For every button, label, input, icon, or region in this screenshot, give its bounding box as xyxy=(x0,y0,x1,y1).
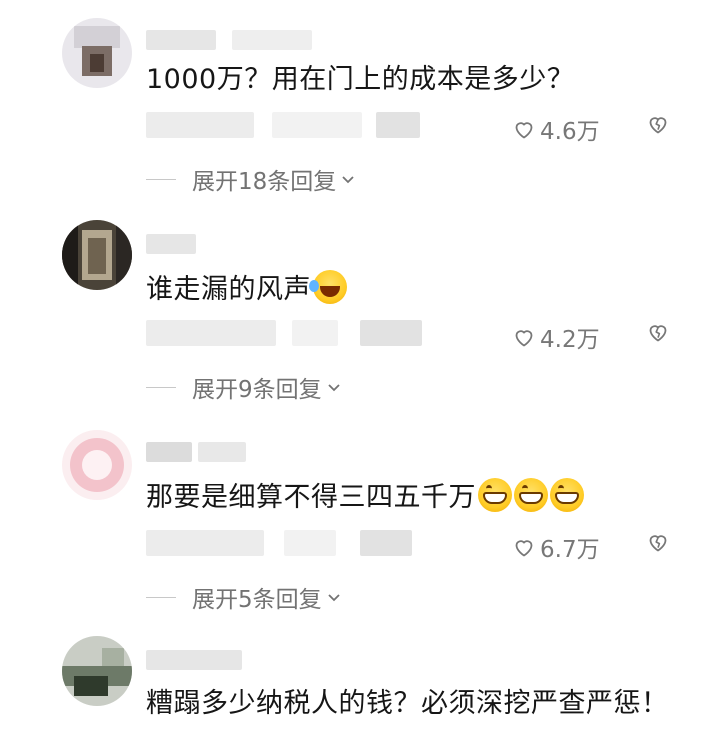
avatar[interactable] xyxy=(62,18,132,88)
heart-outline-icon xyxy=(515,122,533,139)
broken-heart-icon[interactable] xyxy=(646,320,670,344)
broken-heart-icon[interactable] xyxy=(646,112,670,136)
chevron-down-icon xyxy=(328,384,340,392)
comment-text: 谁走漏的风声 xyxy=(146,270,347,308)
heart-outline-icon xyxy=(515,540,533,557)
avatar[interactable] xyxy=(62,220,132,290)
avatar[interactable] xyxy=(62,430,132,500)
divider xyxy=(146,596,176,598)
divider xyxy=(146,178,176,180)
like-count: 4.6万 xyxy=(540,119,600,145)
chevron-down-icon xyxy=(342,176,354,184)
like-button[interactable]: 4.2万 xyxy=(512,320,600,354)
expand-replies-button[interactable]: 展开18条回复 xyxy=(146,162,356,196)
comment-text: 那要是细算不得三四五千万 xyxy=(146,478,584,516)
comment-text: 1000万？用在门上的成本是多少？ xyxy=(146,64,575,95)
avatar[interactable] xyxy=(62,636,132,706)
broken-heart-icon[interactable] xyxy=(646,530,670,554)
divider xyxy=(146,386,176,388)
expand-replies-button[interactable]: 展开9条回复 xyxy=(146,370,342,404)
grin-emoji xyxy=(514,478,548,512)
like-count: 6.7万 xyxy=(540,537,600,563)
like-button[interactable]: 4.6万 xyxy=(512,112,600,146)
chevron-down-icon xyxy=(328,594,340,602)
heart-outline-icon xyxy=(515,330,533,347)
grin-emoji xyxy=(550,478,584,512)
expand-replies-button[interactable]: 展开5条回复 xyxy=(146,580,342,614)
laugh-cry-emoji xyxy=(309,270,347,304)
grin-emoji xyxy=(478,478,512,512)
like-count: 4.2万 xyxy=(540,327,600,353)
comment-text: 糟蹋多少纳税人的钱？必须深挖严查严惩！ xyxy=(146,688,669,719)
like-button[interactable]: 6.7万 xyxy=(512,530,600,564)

- - -

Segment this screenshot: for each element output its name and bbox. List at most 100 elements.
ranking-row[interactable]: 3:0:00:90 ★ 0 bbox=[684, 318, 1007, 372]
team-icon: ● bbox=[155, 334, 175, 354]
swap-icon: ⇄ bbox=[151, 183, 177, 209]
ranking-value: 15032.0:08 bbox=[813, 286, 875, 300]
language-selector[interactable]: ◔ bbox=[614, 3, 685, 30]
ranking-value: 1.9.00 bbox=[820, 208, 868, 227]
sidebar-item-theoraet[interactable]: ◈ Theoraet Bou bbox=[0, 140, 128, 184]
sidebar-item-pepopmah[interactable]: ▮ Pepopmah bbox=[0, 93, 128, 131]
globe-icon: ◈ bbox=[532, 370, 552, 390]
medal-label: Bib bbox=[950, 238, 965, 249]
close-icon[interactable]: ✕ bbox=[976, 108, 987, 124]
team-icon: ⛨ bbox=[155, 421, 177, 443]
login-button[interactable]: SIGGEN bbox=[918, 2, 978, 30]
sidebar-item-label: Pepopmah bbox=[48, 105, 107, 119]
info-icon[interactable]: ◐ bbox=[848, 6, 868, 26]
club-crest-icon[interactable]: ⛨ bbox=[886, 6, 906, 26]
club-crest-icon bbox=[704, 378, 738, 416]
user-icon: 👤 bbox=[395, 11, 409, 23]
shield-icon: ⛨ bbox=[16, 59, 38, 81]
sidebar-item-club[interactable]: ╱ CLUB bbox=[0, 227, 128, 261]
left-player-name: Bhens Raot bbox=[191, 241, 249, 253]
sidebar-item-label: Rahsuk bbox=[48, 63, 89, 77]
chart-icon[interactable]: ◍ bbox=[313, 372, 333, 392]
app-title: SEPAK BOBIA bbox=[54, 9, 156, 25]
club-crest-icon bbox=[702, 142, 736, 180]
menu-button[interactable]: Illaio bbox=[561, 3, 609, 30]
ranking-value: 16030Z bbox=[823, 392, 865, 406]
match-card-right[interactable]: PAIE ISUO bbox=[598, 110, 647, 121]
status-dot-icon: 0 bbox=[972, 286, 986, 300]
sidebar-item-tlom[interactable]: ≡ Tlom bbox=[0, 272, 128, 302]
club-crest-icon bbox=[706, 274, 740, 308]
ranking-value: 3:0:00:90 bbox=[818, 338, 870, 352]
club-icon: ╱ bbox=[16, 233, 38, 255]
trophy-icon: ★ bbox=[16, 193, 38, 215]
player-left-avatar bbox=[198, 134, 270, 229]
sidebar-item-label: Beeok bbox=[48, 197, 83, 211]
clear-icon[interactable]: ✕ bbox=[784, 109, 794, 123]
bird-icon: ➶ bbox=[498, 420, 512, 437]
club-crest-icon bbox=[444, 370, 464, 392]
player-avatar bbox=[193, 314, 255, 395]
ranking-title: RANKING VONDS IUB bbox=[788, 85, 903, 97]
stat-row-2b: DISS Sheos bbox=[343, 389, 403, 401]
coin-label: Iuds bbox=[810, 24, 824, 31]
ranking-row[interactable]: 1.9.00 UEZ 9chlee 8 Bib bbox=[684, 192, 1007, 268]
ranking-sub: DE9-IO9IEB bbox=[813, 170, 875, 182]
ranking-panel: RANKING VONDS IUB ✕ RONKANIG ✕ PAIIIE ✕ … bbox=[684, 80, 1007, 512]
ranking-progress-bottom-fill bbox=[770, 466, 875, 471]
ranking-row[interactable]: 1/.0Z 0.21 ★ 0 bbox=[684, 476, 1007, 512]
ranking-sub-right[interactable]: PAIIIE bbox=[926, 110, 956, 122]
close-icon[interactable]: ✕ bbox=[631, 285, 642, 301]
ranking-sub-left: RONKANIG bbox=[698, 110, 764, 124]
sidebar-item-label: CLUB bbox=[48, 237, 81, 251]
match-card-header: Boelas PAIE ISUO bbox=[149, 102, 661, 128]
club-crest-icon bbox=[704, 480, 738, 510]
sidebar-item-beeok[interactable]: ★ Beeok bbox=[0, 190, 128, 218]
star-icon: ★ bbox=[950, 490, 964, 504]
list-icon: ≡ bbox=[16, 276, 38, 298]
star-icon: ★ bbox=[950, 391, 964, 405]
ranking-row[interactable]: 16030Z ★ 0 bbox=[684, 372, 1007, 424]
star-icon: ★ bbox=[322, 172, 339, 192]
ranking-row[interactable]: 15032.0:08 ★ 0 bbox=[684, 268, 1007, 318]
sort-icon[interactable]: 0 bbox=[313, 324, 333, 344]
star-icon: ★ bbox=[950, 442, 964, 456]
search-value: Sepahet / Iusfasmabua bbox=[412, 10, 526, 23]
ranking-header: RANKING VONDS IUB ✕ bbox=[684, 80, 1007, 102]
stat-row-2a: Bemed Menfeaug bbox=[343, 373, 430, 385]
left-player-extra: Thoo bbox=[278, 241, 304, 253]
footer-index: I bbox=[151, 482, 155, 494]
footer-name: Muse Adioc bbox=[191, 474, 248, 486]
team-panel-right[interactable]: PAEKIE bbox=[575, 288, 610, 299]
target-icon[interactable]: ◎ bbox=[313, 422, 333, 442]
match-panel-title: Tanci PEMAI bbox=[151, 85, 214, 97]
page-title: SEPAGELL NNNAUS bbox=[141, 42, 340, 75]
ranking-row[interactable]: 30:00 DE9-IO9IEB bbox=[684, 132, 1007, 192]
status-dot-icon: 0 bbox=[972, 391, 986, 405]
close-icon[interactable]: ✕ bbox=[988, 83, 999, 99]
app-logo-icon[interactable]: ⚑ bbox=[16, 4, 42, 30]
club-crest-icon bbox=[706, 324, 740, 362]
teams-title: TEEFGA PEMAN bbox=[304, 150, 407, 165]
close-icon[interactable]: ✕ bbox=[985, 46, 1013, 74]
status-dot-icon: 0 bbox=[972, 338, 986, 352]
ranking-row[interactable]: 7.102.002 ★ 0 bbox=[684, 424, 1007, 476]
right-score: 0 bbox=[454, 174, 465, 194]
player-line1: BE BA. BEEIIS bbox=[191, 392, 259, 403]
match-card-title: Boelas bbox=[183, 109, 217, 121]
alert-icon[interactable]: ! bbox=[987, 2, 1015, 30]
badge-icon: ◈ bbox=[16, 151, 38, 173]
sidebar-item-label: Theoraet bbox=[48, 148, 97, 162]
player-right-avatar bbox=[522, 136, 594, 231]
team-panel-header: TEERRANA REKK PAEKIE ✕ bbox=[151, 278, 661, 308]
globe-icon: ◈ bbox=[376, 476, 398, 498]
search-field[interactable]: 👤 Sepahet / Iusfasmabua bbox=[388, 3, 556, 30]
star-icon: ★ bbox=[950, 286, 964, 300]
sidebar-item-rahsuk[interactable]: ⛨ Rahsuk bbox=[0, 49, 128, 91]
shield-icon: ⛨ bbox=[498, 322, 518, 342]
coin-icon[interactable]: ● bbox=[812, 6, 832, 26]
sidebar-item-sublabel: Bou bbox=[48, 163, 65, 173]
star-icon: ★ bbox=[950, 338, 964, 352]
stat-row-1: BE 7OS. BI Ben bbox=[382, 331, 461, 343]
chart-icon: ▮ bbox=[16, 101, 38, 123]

- - -

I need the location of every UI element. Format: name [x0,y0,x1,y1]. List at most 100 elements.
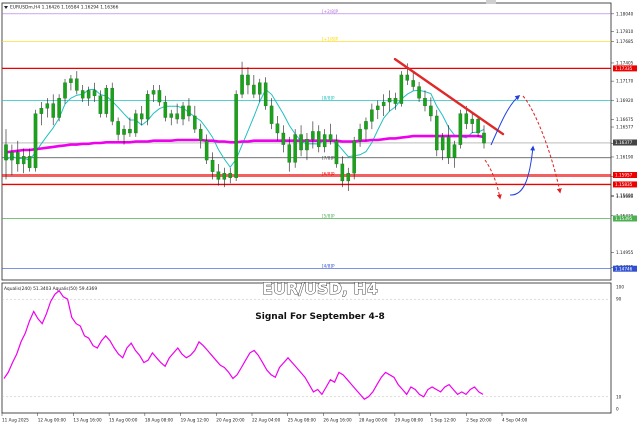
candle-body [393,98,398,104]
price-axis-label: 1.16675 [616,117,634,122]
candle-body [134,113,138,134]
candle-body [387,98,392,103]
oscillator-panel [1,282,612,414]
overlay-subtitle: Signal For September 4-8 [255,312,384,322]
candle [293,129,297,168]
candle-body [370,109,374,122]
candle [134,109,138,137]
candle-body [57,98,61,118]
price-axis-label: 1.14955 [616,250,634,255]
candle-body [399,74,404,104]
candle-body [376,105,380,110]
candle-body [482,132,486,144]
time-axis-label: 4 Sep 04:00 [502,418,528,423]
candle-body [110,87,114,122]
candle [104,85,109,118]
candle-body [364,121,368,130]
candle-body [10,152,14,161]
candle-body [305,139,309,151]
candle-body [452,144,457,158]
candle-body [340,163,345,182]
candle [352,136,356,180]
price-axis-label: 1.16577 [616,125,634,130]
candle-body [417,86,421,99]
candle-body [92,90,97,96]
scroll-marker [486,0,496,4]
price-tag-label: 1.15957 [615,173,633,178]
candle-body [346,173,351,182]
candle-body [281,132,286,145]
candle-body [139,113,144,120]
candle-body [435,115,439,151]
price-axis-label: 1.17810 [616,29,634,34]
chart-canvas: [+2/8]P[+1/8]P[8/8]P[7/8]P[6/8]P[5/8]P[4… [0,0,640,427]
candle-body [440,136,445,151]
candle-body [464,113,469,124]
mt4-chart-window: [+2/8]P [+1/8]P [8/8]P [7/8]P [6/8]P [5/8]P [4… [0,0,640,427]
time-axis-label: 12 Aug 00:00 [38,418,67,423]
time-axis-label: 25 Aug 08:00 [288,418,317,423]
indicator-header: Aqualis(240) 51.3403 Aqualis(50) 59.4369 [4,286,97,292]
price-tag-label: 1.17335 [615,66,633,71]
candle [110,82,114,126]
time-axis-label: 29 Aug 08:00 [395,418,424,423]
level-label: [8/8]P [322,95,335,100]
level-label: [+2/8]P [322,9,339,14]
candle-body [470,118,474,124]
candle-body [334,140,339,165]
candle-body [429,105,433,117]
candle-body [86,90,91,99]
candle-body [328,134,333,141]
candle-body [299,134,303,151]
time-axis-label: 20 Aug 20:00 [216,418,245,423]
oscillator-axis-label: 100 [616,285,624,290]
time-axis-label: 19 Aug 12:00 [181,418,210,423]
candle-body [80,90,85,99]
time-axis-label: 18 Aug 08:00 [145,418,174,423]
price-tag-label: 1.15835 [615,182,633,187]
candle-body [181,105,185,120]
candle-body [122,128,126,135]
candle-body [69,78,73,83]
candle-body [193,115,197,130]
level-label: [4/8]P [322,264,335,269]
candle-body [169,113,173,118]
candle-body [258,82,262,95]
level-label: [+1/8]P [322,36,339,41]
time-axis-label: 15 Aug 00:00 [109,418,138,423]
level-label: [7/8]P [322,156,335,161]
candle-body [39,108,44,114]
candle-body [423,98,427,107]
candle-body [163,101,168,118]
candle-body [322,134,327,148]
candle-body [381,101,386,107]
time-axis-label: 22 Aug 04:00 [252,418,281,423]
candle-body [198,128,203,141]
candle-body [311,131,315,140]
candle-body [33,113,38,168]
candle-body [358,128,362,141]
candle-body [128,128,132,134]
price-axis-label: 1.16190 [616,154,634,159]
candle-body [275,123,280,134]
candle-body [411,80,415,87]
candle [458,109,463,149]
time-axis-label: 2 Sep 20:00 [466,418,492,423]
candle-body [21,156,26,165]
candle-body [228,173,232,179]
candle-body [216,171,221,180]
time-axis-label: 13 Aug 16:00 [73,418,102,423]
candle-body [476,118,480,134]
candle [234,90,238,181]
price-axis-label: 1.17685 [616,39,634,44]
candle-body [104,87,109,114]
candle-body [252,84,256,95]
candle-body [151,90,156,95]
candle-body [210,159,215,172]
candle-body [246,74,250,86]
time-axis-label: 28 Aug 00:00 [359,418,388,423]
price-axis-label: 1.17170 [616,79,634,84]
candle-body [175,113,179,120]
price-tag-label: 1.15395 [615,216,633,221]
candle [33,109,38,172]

- - -

■ Instructions for the task
Gather every row above that contains the string "grin", matching case exactly, and copy each one in full.

■ Problem solution
grin-emoji xyxy=(514,478,548,512)
grin-emoji xyxy=(550,478,584,512)
grin-emoji xyxy=(478,478,512,512)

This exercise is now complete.